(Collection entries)
┌────────

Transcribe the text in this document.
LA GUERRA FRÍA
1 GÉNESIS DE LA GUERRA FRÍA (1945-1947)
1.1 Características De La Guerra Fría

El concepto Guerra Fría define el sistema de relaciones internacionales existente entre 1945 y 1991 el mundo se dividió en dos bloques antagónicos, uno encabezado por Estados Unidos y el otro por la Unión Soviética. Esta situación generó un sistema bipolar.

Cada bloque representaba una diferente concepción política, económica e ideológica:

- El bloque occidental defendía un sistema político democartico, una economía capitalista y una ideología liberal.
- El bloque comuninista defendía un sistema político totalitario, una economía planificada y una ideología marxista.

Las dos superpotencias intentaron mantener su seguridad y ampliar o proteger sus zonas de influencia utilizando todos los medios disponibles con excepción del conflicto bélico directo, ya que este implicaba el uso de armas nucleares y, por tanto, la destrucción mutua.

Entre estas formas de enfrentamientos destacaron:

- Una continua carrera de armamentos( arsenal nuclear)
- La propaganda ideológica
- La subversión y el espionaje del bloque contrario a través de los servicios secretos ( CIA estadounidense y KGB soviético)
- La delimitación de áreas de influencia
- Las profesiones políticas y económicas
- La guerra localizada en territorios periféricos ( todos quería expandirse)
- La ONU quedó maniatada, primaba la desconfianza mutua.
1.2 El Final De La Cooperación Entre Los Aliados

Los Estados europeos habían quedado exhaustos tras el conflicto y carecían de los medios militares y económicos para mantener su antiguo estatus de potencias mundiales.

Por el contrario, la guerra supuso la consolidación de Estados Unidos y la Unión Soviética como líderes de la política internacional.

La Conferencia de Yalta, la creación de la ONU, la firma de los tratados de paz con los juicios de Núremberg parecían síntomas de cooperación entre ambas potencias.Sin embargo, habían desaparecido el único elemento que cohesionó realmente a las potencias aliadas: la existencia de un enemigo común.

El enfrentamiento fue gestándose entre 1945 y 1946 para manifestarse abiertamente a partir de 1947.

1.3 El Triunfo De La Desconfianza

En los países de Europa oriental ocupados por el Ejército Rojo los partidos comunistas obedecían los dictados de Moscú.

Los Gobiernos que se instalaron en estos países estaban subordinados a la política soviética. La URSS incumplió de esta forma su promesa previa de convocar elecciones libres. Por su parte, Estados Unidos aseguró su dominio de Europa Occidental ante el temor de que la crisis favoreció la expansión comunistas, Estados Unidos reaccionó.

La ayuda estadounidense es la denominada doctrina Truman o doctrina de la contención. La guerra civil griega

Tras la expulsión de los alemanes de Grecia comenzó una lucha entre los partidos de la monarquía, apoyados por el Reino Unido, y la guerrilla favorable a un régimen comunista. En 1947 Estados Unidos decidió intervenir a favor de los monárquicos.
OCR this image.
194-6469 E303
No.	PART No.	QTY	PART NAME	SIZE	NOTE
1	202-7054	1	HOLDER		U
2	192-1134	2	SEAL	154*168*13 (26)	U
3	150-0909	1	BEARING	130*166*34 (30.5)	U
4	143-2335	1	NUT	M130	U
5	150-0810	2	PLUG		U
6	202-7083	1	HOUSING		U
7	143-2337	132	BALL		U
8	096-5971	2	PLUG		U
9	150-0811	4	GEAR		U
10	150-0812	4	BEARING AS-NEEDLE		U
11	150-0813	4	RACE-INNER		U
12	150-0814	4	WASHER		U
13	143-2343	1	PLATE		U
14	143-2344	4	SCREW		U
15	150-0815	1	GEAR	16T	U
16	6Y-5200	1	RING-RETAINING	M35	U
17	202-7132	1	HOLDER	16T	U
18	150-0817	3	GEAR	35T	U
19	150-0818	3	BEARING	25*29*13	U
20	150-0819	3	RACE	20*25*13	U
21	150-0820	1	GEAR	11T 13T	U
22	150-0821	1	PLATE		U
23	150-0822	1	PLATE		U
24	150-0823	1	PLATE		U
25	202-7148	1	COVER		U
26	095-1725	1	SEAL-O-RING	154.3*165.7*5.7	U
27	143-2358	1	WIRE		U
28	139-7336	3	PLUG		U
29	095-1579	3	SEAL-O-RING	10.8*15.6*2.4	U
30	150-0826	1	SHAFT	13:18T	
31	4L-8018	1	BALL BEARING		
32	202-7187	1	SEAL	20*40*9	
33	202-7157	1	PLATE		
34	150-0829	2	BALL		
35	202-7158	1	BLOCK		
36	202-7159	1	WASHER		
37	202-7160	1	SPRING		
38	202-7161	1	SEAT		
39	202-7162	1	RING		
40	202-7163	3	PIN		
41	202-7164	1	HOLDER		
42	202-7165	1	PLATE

└────────

TASK INSTRUCTIONS: Write the material out exactly, with nothing left out.

RESPONSE BELOW:
Transcribe the text in this document.
LA GUERRA FRÍA
1 GÉNESIS DE LA GUERRA FRÍA (1945-1947)
1.1 Características De La Guerra Fría

El concepto Guerra Fría define el sistema de relaciones internacionales existente entre 1945 y 1991 el mundo se dividió en dos bloques antagónicos, uno encabezado por Estados Unidos y el otro por la Unión Soviética. Esta situación generó un sistema bipolar.

Cada bloque representaba una diferente concepción política, económica e ideológica:

- El bloque occidental defendía un sistema político democartico, una economía capitalista y una ideología liberal.
- El bloque comuninista defendía un sistema político totalitario, una economía planificada y una ideología marxista.

Las dos superpotencias intentaron mantener su seguridad y ampliar o proteger sus zonas de influencia utilizando todos los medios disponibles con excepción del conflicto bélico directo, ya que este implicaba el uso de armas nucleares y, por tanto, la destrucción mutua.

Entre estas formas de enfrentamientos destacaron:

- Una continua carrera de armamentos( arsenal nuclear)
- La propaganda ideológica
- La subversión y el espionaje del bloque contrario a través de los servicios secretos ( CIA estadounidense y KGB soviético)
- La delimitación de áreas de influencia
- Las profesiones políticas y económicas
- La guerra localizada en territorios periféricos ( todos quería expandirse)
- La ONU quedó maniatada, primaba la desconfianza mutua.
1.2 El Final De La Cooperación Entre Los Aliados

Los Estados europeos habían quedado exhaustos tras el conflicto y carecían de los medios militares y económicos para mantener su antiguo estatus de potencias mundiales.

Por el contrario, la guerra supuso la consolidación de Estados Unidos y la Unión Soviética como líderes de la política internacional.

La Conferencia de Yalta, la creación de la ONU, la firma de los tratados de paz con los juicios de Núremberg parecían síntomas de cooperación entre ambas potencias.Sin embargo, habían desaparecido el único elemento que cohesionó realmente a las potencias aliadas: la existencia de un enemigo común.

El enfrentamiento fue gestándose entre 1945 y 1946 para manifestarse abiertamente a partir de 1947.

1.3 El Triunfo De La Desconfianza

En los países de Europa oriental ocupados por el Ejército Rojo los partidos comunistas obedecían los dictados de Moscú.

Los Gobiernos que se instalaron en estos países estaban subordinados a la política soviética. La URSS incumplió de esta forma su promesa previa de convocar elecciones libres. Por su parte, Estados Unidos aseguró su dominio de Europa Occidental ante el temor de que la crisis favoreció la expansión comunistas, Estados Unidos reaccionó.

La ayuda estadounidense es la denominada doctrina Truman o doctrina de la contención. La guerra civil griega

Tras la expulsión de los alemanes de Grecia comenzó una lucha entre los partidos de la monarquía, apoyados por el Reino Unido, y la guerrilla favorable a un régimen comunista. En 1947 Estados Unidos decidió intervenir a favor de los monárquicos.
OCR this image.
194-6469 E303
No.	PART No.	QTY	PART NAME	SIZE	NOTE
1	202-7054	1	HOLDER		U
2	192-1134	2	SEAL	154*168*13 (26)	U
3	150-0909	1	BEARING	130*166*34 (30.5)	U
4	143-2335	1	NUT	M130	U
5	150-0810	2	PLUG		U
6	202-7083	1	HOUSING		U
7	143-2337	132	BALL		U
8	096-5971	2	PLUG		U
9	150-0811	4	GEAR		U
10	150-0812	4	BEARING AS-NEEDLE		U
11	150-0813	4	RACE-INNER		U
12	150-0814	4	WASHER		U
13	143-2343	1	PLATE		U
14	143-2344	4	SCREW		U
15	150-0815	1	GEAR	16T	U
16	6Y-5200	1	RING-RETAINING	M35	U
17	202-7132	1	HOLDER	16T	U
18	150-0817	3	GEAR	35T	U
19	150-0818	3	BEARING	25*29*13	U
20	150-0819	3	RACE	20*25*13	U
21	150-0820	1	GEAR	11T 13T	U
22	150-0821	1	PLATE		U
23	150-0822	1	PLATE		U
24	150-0823	1	PLATE		U
25	202-7148	1	COVER		U
26	095-1725	1	SEAL-O-RING	154.3*165.7*5.7	U
27	143-2358	1	WIRE		U
28	139-7336	3	PLUG		U
29	095-1579	3	SEAL-O-RING	10.8*15.6*2.4	U
30	150-0826	1	SHAFT	13:18T	
31	4L-8018	1	BALL BEARING		
32	202-7187	1	SEAL	20*40*9	
33	202-7157	1	PLATE		
34	150-0829	2	BALL		
35	202-7158	1	BLOCK		
36	202-7159	1	WASHER		
37	202-7160	1	SPRING		
38	202-7161	1	SEAT		
39	202-7162	1	RING		
40	202-7163	3	PIN		
41	202-7164	1	HOLDER		
42	202-7165	1	PLATE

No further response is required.